Nel caso di Tenet, la meraviglia in mostra è un ipotetico futuro algoritmo scientifico che "inverte" il tempo e consente alle persone di andare avanti o indietro nel tempo. Se una tale tecnologia possa mai esistere è oggetto di dibattito (gli esseri umani dell’era pre-moderna potevano mai immaginare qualcosa come Internet?), ma il punto principale di Nolan è che esiste già, nel magico mondo del cinema. Tenet, come ogni film, ci permette di andare avanti e indietro nel tempo, rivisitando più volte eventi passati, da diverse prospettive. Non possiamo farlo nella vita reale, ma possiamo farlo nei film.
“Dipende solo da come vediamo il tempo”
Se un pittore lavora con gli oli e uno scultore con l'argilla, un regista lavora con il tempo. Il regista russo Andrei Tarkovsky ha detto che l'essenza del lavoro di un regista è "scolpire il tempo". Pochi registi sono magistrali in quest'arte come Nolan. Con effetti vertiginosi e sconvolgenti, i suoi film non lineari modellano il tempo in ogni sorta di drammatiche contorsioni e durate. A volte inverte il tempo (Memento), salta in avanti in voragini sconvolgenti (Interstellar) o, come in Dunkirk, intreccia tre segmenti temporali (una settimana a terra, un giorno in mare, un'ora in aria) in una spirale sempre più stretta. La struttura a matrioska sogni-dentro-sogni di Inception gioca in modo simile con la scultura temporale.
Ma se i suoi film precedenti manipolavano il tempo in modi che superano i confini della comprensione narrativa, Tenet lo porta al livello successivo. Dai personaggi che interagiscono con il loro sé futuro o passato, ai "movimenti a tenaglia temporale" (qualunque essi siano), al "paradosso del nonno" e al dialogo staccato che a volte sembra accelerato di 1,5 volte, Tenet è un palindromo del cubo di Rubik dove il tempo è un rebus. Mi ha ricordato Arrival nel suo tentativo di vedere il tempo da una prospettiva diversa, simile a quella di Dio. Pensiamo a questo dialogo tra il Protagonista senza nome (John David Washington) e una scienziata di nome Barbara (Clémence Poésy):
Protagonista: “Ma la causa viene prima dell’effetto”.
Barbara: “No. Dipende da come vediamo il tempo”.
Protagonista: “E che ne dici del libero arbitrio?”
Barbara: “. . . Non cercare di capirlo. Sentilo”.
Il tempo è un paradosso esistenziale, un enigma che sentiamo più di quanto comprendiamo. Se il tempo è del tutto naturale, perché gli esseri umani desiderano costantemente rallentarlo, accelerarlo o fermarlo del tutto? I sogni fantascientifici di viaggi nel tempo, o le fantasie cinematografiche del tipo che Nolan crea, sono espressioni dell'impulso umano a trascendere i limiti temporali. La battuta di Dylan Thomas che figura in modo prominente in Interstellar lo coglie: “Non affrontare gentilmente quella notte misericordiosa. Rabbia, rabbia contro il morire della luce". E tuttavia, la natura unidirezionale del tempo, che non può fermarsi o rallentare, rimane una realtà ingestibile tranne che per Cristo (1 Corinzi 15:50-57).
┄┄┄┄┄┄
> [COMPITO ASSEGNATO 1]: Trascriva fedelmente dal brano su Tenet la parte che comincia con le parole "Nel caso di" e si conclude con le parole "farlo nei film.".

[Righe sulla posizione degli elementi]
┄┄┄┄┄┄
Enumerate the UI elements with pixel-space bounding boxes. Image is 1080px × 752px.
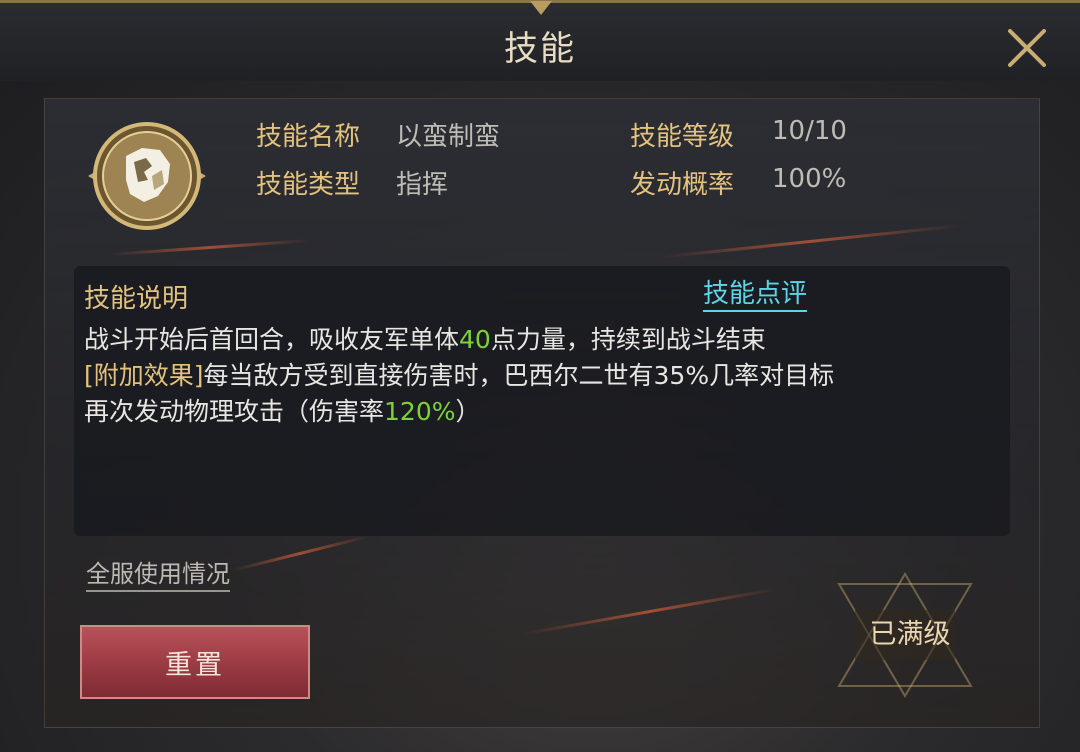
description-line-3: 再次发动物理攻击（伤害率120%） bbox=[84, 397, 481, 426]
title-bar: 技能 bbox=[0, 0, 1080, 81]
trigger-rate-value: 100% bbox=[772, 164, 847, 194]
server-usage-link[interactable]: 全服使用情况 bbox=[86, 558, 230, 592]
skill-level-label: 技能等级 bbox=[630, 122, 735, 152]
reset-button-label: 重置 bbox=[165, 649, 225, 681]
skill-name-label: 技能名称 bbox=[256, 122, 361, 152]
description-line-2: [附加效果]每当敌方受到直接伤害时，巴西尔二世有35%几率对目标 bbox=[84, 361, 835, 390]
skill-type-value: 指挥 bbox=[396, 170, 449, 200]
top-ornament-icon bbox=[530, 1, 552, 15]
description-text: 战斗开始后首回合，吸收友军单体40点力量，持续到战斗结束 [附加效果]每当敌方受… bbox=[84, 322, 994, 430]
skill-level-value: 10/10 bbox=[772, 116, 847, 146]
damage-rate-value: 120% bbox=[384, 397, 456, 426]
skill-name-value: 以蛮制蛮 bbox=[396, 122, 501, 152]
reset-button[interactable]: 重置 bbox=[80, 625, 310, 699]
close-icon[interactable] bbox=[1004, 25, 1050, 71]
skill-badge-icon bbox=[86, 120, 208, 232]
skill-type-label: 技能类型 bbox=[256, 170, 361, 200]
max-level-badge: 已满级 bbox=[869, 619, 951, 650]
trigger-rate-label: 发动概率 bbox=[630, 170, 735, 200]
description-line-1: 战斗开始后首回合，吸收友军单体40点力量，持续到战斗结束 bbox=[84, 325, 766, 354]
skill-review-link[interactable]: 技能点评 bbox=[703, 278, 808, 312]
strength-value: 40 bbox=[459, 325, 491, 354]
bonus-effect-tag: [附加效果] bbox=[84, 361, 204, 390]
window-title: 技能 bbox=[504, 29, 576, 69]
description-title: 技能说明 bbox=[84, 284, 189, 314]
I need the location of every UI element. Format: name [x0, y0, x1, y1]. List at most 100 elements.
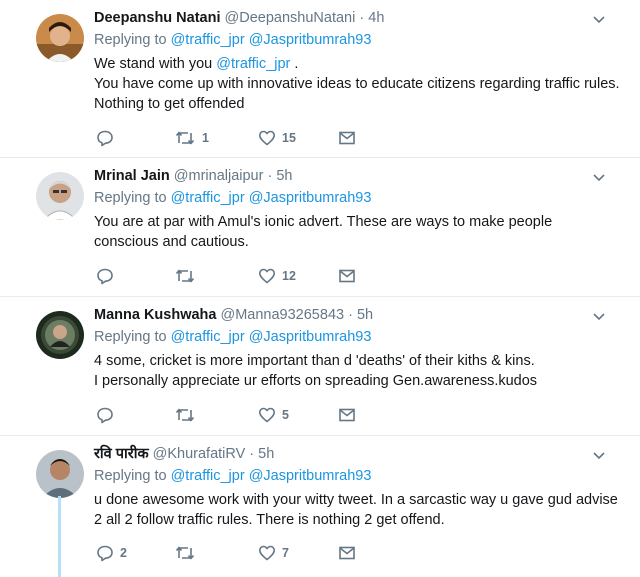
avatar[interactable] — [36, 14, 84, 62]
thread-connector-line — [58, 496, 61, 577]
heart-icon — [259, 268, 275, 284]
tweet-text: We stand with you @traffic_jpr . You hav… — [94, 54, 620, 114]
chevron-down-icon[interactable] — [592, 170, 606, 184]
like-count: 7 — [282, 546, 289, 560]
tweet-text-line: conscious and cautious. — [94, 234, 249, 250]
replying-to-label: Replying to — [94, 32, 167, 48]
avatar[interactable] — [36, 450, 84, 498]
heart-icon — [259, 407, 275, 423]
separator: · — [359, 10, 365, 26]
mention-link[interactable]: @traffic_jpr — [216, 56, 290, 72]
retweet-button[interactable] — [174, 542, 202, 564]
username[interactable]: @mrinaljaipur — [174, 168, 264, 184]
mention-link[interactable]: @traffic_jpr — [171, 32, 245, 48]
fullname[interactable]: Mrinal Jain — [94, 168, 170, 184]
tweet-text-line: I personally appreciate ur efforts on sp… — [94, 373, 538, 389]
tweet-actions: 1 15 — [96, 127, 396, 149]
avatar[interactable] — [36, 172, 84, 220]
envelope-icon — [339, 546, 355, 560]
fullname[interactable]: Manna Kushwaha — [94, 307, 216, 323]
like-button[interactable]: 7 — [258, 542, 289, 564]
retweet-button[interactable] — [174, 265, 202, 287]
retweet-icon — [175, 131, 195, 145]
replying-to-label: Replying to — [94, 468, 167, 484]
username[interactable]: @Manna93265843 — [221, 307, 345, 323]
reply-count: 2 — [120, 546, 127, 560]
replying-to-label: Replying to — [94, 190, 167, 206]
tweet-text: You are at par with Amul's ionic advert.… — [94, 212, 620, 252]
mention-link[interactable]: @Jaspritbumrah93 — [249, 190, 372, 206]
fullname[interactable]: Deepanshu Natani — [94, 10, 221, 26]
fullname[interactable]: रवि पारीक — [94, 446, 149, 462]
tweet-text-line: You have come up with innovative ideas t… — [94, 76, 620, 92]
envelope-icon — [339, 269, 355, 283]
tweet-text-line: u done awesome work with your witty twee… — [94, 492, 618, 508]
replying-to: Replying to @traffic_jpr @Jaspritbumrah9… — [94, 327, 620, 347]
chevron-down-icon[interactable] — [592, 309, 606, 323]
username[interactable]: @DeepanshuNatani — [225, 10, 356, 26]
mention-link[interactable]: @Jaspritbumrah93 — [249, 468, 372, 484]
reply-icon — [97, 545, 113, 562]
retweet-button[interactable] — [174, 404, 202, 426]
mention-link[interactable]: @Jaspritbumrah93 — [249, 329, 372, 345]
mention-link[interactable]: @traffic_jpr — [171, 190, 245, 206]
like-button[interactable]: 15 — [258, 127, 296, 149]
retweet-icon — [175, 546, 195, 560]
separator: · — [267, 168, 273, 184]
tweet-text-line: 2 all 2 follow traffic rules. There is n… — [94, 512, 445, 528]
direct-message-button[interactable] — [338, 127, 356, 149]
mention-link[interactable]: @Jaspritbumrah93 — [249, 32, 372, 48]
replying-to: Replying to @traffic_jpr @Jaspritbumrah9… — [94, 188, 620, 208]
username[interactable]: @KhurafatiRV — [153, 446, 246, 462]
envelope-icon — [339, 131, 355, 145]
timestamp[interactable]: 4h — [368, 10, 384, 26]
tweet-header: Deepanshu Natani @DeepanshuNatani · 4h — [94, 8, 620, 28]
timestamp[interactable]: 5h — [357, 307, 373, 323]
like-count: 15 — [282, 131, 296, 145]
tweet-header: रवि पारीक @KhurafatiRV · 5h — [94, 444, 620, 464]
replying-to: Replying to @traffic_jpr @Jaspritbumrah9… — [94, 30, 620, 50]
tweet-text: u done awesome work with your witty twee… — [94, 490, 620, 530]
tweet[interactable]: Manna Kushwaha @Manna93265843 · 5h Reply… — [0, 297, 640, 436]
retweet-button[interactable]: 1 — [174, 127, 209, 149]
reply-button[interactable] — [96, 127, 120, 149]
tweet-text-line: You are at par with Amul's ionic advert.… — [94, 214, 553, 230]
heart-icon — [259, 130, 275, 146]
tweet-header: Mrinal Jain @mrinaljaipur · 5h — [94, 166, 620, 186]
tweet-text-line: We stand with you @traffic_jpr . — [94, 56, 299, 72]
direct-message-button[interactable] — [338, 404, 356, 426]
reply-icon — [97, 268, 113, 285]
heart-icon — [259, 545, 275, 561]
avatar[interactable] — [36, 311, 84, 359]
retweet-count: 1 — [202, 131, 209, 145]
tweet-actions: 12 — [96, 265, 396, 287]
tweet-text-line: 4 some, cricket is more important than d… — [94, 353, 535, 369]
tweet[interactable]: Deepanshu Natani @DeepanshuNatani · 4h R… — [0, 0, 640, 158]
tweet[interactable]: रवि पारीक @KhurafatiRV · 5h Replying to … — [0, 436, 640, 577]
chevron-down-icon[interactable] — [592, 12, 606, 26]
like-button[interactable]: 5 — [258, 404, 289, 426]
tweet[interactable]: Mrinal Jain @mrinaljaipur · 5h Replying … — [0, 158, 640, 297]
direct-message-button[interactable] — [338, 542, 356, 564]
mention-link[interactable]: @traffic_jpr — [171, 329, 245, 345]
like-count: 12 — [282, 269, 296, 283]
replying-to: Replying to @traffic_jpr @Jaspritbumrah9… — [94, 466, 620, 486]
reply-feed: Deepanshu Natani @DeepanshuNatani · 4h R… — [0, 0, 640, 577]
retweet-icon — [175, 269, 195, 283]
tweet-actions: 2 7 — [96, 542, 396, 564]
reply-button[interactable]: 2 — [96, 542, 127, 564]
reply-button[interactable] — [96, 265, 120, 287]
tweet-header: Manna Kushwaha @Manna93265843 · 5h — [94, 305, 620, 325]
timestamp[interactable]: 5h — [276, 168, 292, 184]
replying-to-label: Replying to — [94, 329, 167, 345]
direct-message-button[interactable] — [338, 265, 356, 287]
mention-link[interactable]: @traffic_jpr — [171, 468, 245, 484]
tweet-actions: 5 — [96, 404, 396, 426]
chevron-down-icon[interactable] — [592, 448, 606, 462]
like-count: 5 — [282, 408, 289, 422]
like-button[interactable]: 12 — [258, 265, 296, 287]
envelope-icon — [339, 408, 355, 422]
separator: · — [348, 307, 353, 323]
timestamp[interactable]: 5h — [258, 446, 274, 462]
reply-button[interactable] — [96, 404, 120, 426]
┄┄┄┄┄┄
> [COMPITO ASSEGNATO 2]: Disponga in una tabella Markdown, con le colonne Indice e Voce, soltanto le righe di dati comprese tra quella che contiene "description-line-3: 再次发动物理攻击（伤害率120%） bbox=[84, 397, 481, 426]" e quella che contiene "361, 835, 390]", entrambe incluse. Ometta le righe vuote e indichi in Indice il numero progressivo di ciascuna riga.

> [SOLUZIONE COMPLETA 1]:
Nel caso di Tenet, la meraviglia in mostra è un ipotetico futuro algoritmo scientifico che "inverte" il tempo e consente alle persone di andare avanti o indietro nel tempo. Se una tale tecnologia possa mai esistere è oggetto di dibattito (gli esseri umani dell’era pre-moderna potevano mai immaginare qualcosa come Internet?), ma il punto principale di Nolan è che esiste già, nel magico mondo del cinema. Tenet, come ogni film, ci permette di andare avanti e indietro nel tempo, rivisitando più volte eventi passati, da diverse prospettive. Non possiamo farlo nella vita reale, ma possiamo farlo nei film.

> [SOLUZIONE COMPLETA 2]:
| Indice | Voce |
|---|---|
| 1 | description-line-3: 再次发动物理攻击（伤害率120%） bbox=[84, 397, 481, 426] |
| 2 | title-bar: 技能 bbox=[0, 0, 1080, 81] |
| 3 | trigger-rate-value: 100% bbox=[772, 164, 847, 194] |
| 4 | server-usage-link[interactable]: 全服使用情况 bbox=[86, 558, 230, 592] |
| 5 | skill-level-label: 技能等级 bbox=[630, 122, 735, 152] |
| 6 | reset-button-label: 重置 bbox=[165, 649, 225, 681] |
| 7 | skill-name-label: 技能名称 bbox=[256, 122, 361, 152] |
| 8 | description-line-2: [附加效果]每当敌方受到直接伤害时，巴西尔二世有35%几率对目标 bbox=[84, 361, 835, 390] |